▶ _Requirements_
Reproduce the full listing below unchanged, apart from the pictures.

▶ _Provided information_
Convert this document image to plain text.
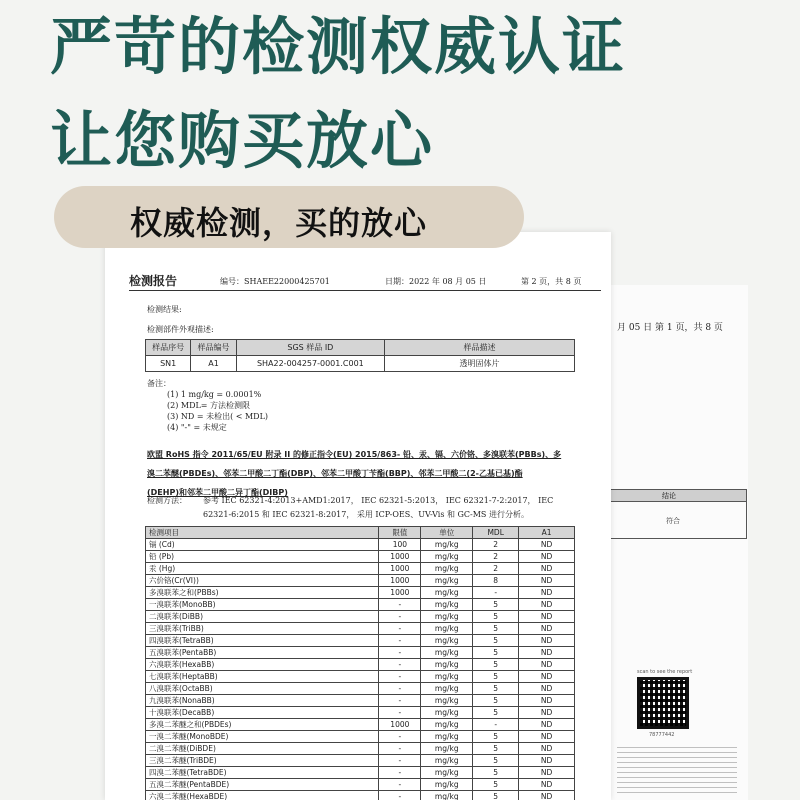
严苛的检测权威认证
让您购买放心
权威检测，买的放心
月 05 日 第 1 页，共 8 页
结论
符合
scan to see the report
78777442
检测报告	编号：SHAEE22000425701	日期：2022 年 08 月 05 日	第 2 页，共 8 页
检测结果:
检测部件外观描述:
样品序号	样品编号	SGS 样品 ID	样品描述
SN1	A1	SHA22-004257-0001.C001	透明固体片
备注：
(1) 1 mg/kg = 0.0001%
(2) MDL= 方法检测限
(3) ND = 未检出( < MDL)
(4) "-" = 未规定
欧盟 RoHS 指令 2011/65/EU 附录 II 的修正指令(EU) 2015/863- 铅、汞、镉、六价铬、多溴联苯(PBBs)、多
溴二苯醚(PBDEs)、邻苯二甲酸二丁酯(DBP)、邻苯二甲酸丁苄酯(BBP)、邻苯二甲酸二(2-乙基已基)酯
(DEHP)和邻苯二甲酸二异丁酯(DIBP)
检测方法： 参考 IEC 62321-4:2013+AMD1:2017， IEC 62321-5:2013， IEC 62321-7-2:2017， IEC
62321-6:2015 和 IEC 62321-8:2017， 采用 ICP-OES、UV-Vis 和 GC-MS 进行分析。
检测项目	限值	单位	MDL	A1
镉 (Cd)	100	mg/kg	2	ND
铅 (Pb)	1000	mg/kg	2	ND
汞 (Hg)	1000	mg/kg	2	ND
六价铬(Cr(VI))	1000	mg/kg	8	ND
多溴联苯之和(PBBs)	1000	mg/kg	-	ND
一溴联苯(MonoBB)	-	mg/kg	5	ND
二溴联苯(DiBB)	-	mg/kg	5	ND
三溴联苯(TriBB)	-	mg/kg	5	ND
四溴联苯(TetraBB)	-	mg/kg	5	ND
五溴联苯(PentaBB)	-	mg/kg	5	ND
六溴联苯(HexaBB)	-	mg/kg	5	ND
七溴联苯(HeptaBB)	-	mg/kg	5	ND
八溴联苯(OctaBB)	-	mg/kg	5	ND
九溴联苯(NonaBB)	-	mg/kg	5	ND
十溴联苯(DecaBB)	-	mg/kg	5	ND
多溴二苯醚之和(PBDEs)	1000	mg/kg	-	ND
一溴二苯醚(MonoBDE)	-	mg/kg	5	ND
二溴二苯醚(DiBDE)	-	mg/kg	5	ND
三溴二苯醚(TriBDE)	-	mg/kg	5	ND
四溴二苯醚(TetraBDE)	-	mg/kg	5	ND
五溴二苯醚(PentaBDE)	-	mg/kg	5	ND
六溴二苯醚(HexaBDE)	-	mg/kg	5	ND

▶ _Answer to the exercise_
Convert this document image to plain text.
严苛的检测权威认证
让您购买放心
权威检测，买的放心
月 05 日 第 1 页，共 8 页
结论
符合
scan to see the report
78777442
检测报告	编号：SHAEE22000425701	日期：2022 年 08 月 05 日	第 2 页，共 8 页
检测结果:
检测部件外观描述:
样品序号	样品编号	SGS 样品 ID	样品描述
SN1	A1	SHA22-004257-0001.C001	透明固体片
备注：
(1) 1 mg/kg = 0.0001%
(2) MDL= 方法检测限
(3) ND = 未检出( < MDL)
(4) "-" = 未规定
欧盟 RoHS 指令 2011/65/EU 附录 II 的修正指令(EU) 2015/863- 铅、汞、镉、六价铬、多溴联苯(PBBs)、多
溴二苯醚(PBDEs)、邻苯二甲酸二丁酯(DBP)、邻苯二甲酸丁苄酯(BBP)、邻苯二甲酸二(2-乙基已基)酯
(DEHP)和邻苯二甲酸二异丁酯(DIBP)
检测方法： 参考 IEC 62321-4:2013+AMD1:2017， IEC 62321-5:2013， IEC 62321-7-2:2017， IEC
62321-6:2015 和 IEC 62321-8:2017， 采用 ICP-OES、UV-Vis 和 GC-MS 进行分析。
检测项目	限值	单位	MDL	A1
镉 (Cd)	100	mg/kg	2	ND
铅 (Pb)	1000	mg/kg	2	ND
汞 (Hg)	1000	mg/kg	2	ND
六价铬(Cr(VI))	1000	mg/kg	8	ND
多溴联苯之和(PBBs)	1000	mg/kg	-	ND
一溴联苯(MonoBB)	-	mg/kg	5	ND
二溴联苯(DiBB)	-	mg/kg	5	ND
三溴联苯(TriBB)	-	mg/kg	5	ND
四溴联苯(TetraBB)	-	mg/kg	5	ND
五溴联苯(PentaBB)	-	mg/kg	5	ND
六溴联苯(HexaBB)	-	mg/kg	5	ND
七溴联苯(HeptaBB)	-	mg/kg	5	ND
八溴联苯(OctaBB)	-	mg/kg	5	ND
九溴联苯(NonaBB)	-	mg/kg	5	ND
十溴联苯(DecaBB)	-	mg/kg	5	ND
多溴二苯醚之和(PBDEs)	1000	mg/kg	-	ND
一溴二苯醚(MonoBDE)	-	mg/kg	5	ND
二溴二苯醚(DiBDE)	-	mg/kg	5	ND
三溴二苯醚(TriBDE)	-	mg/kg	5	ND
四溴二苯醚(TetraBDE)	-	mg/kg	5	ND
五溴二苯醚(PentaBDE)	-	mg/kg	5	ND
六溴二苯醚(HexaBDE)	-	mg/kg	5	ND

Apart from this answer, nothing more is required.